### EXERCISE GOAL
Go through the records and show each line where the word "的一点思考" occurs.

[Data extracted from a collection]
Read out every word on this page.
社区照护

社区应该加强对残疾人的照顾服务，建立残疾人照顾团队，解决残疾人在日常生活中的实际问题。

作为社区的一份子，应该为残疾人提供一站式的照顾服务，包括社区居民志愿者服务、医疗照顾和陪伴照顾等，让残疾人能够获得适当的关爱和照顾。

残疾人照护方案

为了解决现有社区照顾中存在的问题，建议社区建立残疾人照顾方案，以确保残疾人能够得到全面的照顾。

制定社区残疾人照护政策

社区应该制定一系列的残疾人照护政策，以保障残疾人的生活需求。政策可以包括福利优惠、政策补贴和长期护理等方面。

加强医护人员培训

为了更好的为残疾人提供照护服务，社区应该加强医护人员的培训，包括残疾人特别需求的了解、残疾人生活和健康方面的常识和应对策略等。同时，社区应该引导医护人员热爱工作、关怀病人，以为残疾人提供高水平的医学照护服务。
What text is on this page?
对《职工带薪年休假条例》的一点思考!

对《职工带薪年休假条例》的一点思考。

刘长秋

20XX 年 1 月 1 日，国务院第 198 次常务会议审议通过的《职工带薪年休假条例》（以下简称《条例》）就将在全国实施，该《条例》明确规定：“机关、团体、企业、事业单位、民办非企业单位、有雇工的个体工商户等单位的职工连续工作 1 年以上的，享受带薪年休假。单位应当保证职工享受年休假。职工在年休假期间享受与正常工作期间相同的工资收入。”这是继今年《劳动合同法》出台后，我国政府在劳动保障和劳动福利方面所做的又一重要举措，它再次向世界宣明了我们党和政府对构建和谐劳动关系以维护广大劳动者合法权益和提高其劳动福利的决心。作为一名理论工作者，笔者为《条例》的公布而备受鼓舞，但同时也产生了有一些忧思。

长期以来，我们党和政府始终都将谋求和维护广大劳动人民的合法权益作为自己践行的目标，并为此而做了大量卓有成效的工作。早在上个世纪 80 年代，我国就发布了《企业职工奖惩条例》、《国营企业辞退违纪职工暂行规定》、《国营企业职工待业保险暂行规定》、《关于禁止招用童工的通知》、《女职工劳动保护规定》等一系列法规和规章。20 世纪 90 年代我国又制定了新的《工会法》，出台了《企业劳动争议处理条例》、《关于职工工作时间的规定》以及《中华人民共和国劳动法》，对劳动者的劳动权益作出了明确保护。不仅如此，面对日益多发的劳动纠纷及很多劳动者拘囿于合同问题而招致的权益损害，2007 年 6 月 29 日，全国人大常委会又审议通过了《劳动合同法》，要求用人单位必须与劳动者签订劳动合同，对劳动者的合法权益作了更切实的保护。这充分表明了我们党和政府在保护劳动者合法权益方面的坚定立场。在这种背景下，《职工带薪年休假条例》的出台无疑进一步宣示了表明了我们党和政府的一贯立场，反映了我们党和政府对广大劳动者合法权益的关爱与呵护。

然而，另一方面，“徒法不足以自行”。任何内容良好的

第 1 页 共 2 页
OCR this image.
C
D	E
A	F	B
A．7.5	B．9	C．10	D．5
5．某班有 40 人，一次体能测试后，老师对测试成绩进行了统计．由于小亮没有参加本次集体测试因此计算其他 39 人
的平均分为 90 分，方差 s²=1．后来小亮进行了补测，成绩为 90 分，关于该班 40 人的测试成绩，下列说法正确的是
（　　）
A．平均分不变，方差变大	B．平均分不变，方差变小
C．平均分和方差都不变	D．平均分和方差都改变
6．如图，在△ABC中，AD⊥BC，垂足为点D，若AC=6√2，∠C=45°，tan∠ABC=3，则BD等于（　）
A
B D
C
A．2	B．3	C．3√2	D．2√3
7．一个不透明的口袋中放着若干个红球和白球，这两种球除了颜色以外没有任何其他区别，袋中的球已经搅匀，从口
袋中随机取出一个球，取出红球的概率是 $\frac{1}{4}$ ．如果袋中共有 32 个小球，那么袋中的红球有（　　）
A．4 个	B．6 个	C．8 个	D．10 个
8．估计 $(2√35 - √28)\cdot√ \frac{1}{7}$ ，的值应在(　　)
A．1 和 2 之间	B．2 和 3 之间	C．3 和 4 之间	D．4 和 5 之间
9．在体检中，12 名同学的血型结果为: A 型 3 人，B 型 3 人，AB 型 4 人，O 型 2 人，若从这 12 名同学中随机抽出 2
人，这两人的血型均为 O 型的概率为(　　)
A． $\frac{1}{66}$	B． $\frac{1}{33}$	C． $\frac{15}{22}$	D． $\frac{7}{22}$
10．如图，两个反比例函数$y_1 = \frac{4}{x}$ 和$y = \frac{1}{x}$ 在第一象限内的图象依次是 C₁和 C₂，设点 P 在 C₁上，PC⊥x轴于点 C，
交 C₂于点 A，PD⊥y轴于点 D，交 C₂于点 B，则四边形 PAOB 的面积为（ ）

### SOLUTION TO THIS EXERCISE
对《职工带薪年休假条例》的一点思考!
对《职工带薪年休假条例》的一点思考。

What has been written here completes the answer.